▶ **Dataset records**
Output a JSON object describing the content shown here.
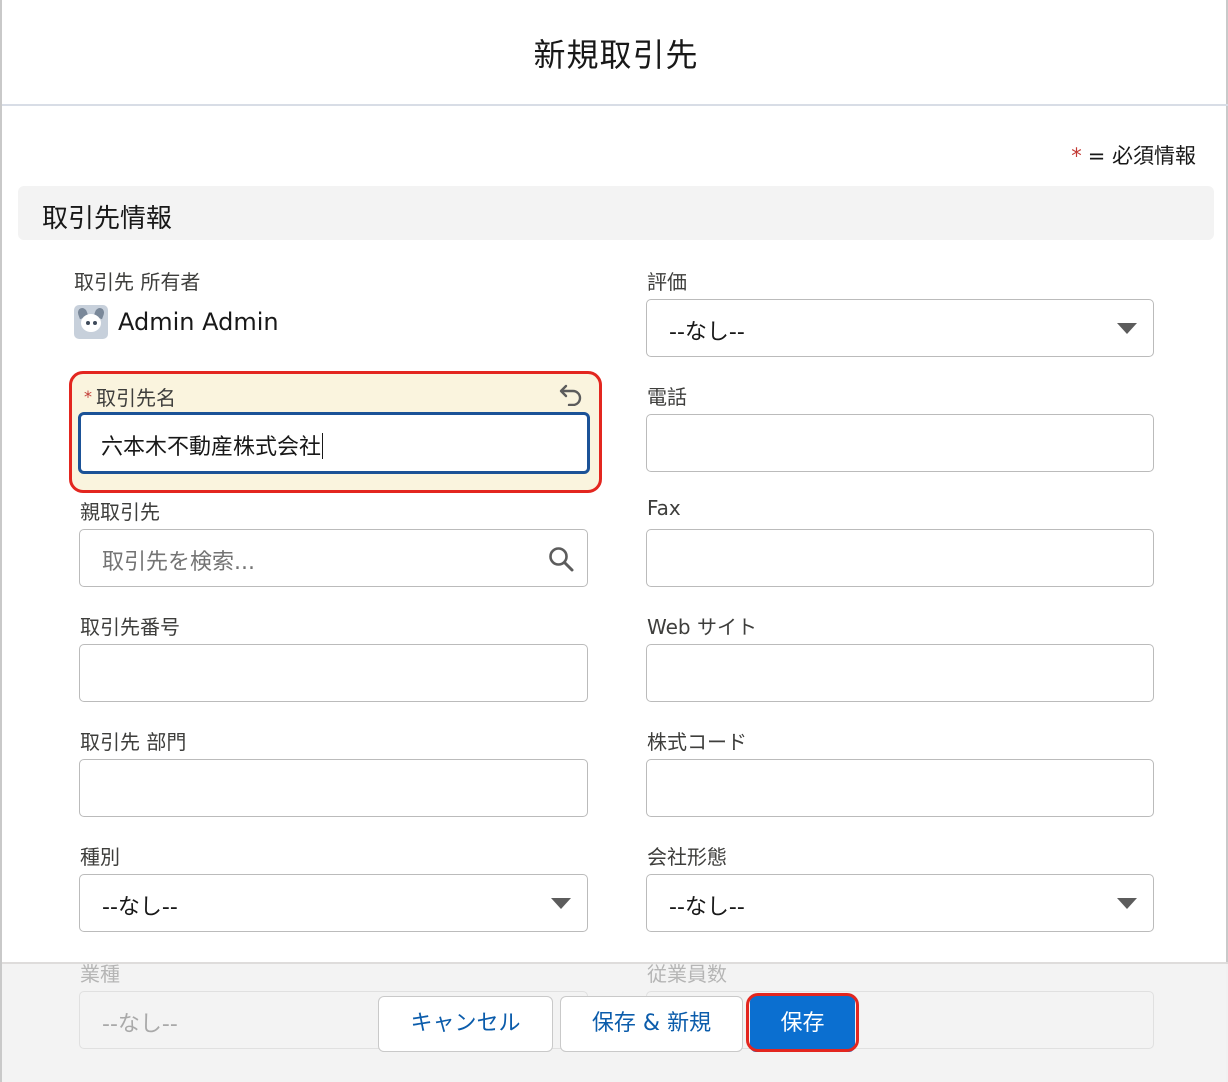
{
  "modal": {
    "title": "新規取引先",
    "required_legend_star": "*",
    "required_legend_text": "= 必須情報"
  },
  "section": {
    "title": "取引先情報"
  },
  "fields": {
    "owner": {
      "label": "取引先 所有者",
      "value": "Admin Admin"
    },
    "rating": {
      "label": "評価",
      "value": "--なし--"
    },
    "account_name": {
      "required_star": "*",
      "label": "取引先名",
      "value": "六本木不動産株式会社"
    },
    "phone": {
      "label": "電話",
      "value": ""
    },
    "parent_account": {
      "label": "親取引先",
      "placeholder": "取引先を検索..."
    },
    "fax": {
      "label": "Fax",
      "value": ""
    },
    "account_number": {
      "label": "取引先番号",
      "value": ""
    },
    "website": {
      "label": "Web サイト",
      "value": ""
    },
    "account_site": {
      "label": "取引先 部門",
      "value": ""
    },
    "ticker": {
      "label": "株式コード",
      "value": ""
    },
    "type": {
      "label": "種別",
      "value": "--なし--"
    },
    "ownership": {
      "label": "会社形態",
      "value": "--なし--"
    },
    "industry": {
      "label": "業種",
      "value": "--なし--"
    },
    "employees": {
      "label": "従業員数",
      "value": ""
    }
  },
  "footer": {
    "cancel_label": "キャンセル",
    "save_new_label": "保存 & 新規",
    "save_label": "保存"
  },
  "icons": {
    "undo": "undo-icon",
    "search": "search-icon",
    "dropdown": "chevron-down-icon",
    "avatar": "user-avatar"
  },
  "colors": {
    "brand": "#0b6fd0",
    "highlight": "#e3261f",
    "required": "#c23934",
    "focus": "#1b5297",
    "edited_field_bg": "#faf4de"
  }
}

▶ **What to produce**
Make a word-for-word copy of the entries, without any pictures.

▶ **Result of this exercise**
Output a JSON object describing the content shown here.
{
  "modal": {
    "title": "新規取引先",
    "required_legend_star": "*",
    "required_legend_text": "= 必須情報"
  },
  "section": {
    "title": "取引先情報"
  },
  "fields": {
    "owner": {
      "label": "取引先 所有者",
      "value": "Admin Admin"
    },
    "rating": {
      "label": "評価",
      "value": "--なし--"
    },
    "account_name": {
      "required_star": "*",
      "label": "取引先名",
      "value": "六本木不動産株式会社"
    },
    "phone": {
      "label": "電話",
      "value": ""
    },
    "parent_account": {
      "label": "親取引先",
      "placeholder": "取引先を検索..."
    },
    "fax": {
      "label": "Fax",
      "value": ""
    },
    "account_number": {
      "label": "取引先番号",
      "value": ""
    },
    "website": {
      "label": "Web サイト",
      "value": ""
    },
    "account_site": {
      "label": "取引先 部門",
      "value": ""
    },
    "ticker": {
      "label": "株式コード",
      "value": ""
    },
    "type": {
      "label": "種別",
      "value": "--なし--"
    },
    "ownership": {
      "label": "会社形態",
      "value": "--なし--"
    },
    "industry": {
      "label": "業種",
      "value": "--なし--"
    },
    "employees": {
      "label": "従業員数",
      "value": ""
    }
  },
  "footer": {
    "cancel_label": "キャンセル",
    "save_new_label": "保存 & 新規",
    "save_label": "保存"
  },
  "icons": {
    "undo": "undo-icon",
    "search": "search-icon",
    "dropdown": "chevron-down-icon",
    "avatar": "user-avatar"
  },
  "colors": {
    "brand": "#0b6fd0",
    "highlight": "#e3261f",
    "required": "#c23934",
    "focus": "#1b5297",
    "edited_field_bg": "#faf4de"
  }
}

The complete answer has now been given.